> Task to carry out:
Copy out every line in which the string "затрат" occurs.

[Collection entries]
-=-=-=-=-

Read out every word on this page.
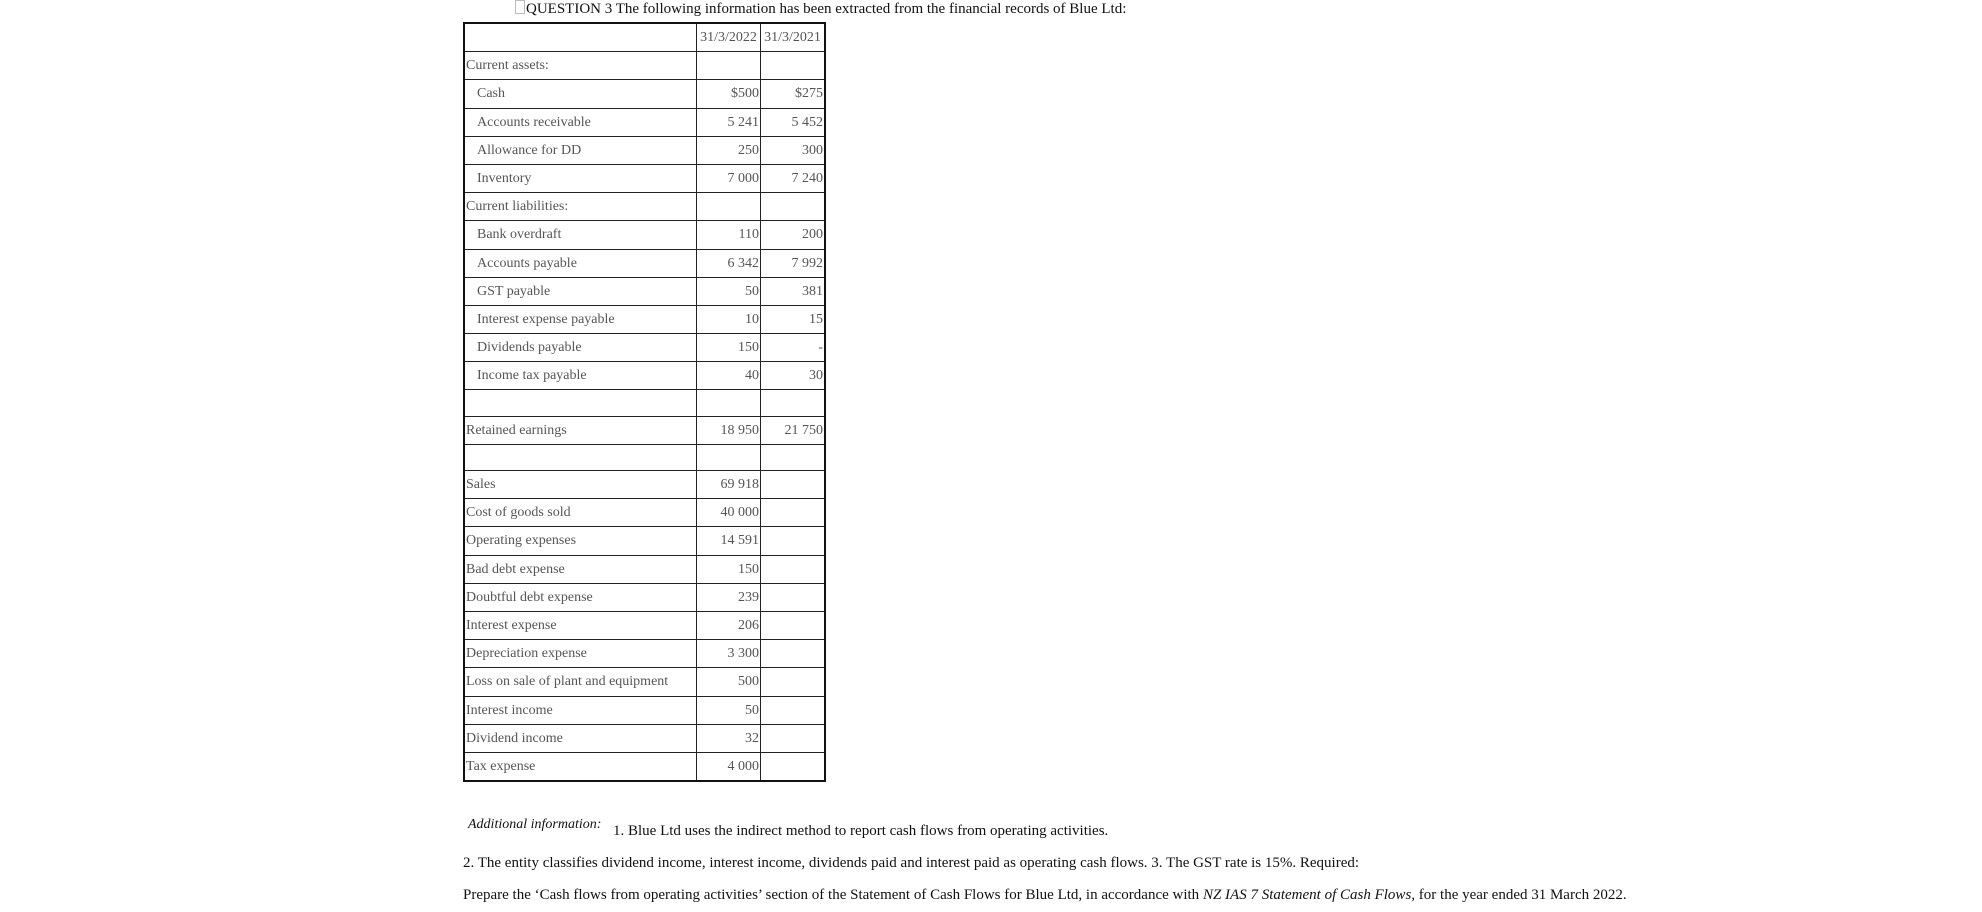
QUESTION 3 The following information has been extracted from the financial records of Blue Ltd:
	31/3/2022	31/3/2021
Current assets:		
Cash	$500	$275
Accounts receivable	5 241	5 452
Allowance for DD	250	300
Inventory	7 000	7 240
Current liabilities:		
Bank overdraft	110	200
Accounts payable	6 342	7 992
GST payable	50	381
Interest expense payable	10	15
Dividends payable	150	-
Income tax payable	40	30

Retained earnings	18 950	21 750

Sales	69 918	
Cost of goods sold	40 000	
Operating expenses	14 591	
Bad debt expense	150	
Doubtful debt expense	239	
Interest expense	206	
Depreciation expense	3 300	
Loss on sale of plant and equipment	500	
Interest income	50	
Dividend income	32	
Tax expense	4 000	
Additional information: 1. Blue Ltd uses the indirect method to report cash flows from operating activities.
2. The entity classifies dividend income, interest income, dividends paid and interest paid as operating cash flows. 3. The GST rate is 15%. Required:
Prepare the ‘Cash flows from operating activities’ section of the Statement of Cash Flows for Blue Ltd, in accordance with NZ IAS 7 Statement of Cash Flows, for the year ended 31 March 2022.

-=-=-=-=-

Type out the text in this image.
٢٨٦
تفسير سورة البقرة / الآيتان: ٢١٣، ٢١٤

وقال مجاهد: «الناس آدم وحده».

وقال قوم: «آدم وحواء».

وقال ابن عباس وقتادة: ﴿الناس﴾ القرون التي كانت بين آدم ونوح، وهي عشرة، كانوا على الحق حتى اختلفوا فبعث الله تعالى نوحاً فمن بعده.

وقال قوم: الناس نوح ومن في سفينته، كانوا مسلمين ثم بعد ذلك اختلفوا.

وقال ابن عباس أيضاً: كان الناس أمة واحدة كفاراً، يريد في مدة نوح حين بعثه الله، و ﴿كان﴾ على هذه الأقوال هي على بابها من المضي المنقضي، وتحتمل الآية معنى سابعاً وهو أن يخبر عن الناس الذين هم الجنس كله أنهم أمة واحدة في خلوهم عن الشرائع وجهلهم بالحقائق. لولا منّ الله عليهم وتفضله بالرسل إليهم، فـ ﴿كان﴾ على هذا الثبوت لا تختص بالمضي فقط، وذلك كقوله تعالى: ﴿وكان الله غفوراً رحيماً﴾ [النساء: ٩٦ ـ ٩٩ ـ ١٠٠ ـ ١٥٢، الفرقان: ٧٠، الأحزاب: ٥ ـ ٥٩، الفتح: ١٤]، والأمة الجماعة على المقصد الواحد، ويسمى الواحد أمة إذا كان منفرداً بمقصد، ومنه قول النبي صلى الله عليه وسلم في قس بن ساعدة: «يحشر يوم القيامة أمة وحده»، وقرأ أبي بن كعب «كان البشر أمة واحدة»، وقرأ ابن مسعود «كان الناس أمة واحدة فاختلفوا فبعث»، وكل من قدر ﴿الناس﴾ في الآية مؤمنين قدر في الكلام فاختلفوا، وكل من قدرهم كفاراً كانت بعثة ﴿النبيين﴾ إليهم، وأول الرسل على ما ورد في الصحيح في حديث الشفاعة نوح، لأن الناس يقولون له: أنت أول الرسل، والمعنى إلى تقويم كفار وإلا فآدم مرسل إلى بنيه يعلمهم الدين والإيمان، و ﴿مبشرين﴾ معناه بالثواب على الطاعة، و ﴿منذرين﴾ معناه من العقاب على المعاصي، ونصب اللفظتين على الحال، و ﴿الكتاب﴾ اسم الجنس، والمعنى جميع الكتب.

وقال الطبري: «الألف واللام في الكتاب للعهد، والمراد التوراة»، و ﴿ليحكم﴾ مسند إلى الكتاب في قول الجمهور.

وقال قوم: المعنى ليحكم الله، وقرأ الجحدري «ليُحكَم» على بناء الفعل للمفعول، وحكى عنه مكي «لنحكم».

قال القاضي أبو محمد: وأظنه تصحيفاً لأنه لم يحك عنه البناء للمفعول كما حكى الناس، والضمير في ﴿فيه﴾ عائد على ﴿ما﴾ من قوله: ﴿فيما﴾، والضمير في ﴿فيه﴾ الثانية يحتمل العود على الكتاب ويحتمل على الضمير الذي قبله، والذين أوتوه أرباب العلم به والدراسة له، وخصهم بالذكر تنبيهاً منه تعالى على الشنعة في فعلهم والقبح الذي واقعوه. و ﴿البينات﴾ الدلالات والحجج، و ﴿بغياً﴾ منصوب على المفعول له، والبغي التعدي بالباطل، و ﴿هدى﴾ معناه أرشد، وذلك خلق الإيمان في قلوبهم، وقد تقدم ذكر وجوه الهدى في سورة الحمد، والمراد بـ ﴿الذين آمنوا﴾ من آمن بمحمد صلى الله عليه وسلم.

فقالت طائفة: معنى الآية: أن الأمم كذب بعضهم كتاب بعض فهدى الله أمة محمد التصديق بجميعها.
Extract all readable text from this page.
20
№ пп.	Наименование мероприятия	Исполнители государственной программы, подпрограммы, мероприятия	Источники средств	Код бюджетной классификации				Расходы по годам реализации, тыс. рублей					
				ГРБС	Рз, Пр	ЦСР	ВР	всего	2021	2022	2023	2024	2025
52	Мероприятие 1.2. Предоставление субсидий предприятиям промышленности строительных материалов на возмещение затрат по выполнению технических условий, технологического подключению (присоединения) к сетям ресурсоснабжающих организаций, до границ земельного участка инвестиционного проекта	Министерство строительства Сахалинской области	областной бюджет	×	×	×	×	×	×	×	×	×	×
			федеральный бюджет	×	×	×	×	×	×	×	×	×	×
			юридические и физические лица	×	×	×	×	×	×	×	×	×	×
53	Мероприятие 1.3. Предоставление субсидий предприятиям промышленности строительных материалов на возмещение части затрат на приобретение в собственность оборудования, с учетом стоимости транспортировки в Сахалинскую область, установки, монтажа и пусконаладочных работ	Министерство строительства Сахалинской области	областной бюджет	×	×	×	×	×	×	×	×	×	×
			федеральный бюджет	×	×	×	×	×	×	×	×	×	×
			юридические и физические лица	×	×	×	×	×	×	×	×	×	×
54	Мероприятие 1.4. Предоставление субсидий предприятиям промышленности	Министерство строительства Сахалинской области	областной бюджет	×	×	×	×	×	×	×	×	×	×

-=-=-=-=-

> Result:
52	Мероприятие 1.2. Предоставление субсидий предприятиям промышленности строительных материалов на возмещение затрат по выполнению технических условий, технологического подключению (присоединения) к сетям ресурсоснабжающих организаций, до границ земельного участка инвестиционного проекта	Министерство строительства Сахалинской области	областной бюджет	×	×	×	×	×	×	×	×	×	×
53	Мероприятие 1.3. Предоставление субсидий предприятиям промышленности строительных материалов на возмещение части затрат на приобретение в собственность оборудования, с учетом стоимости транспортировки в Сахалинскую область, установки, монтажа и пусконаладочных работ	Министерство строительства Сахалинской области	областной бюджет	×	×	×	×	×	×	×	×	×	×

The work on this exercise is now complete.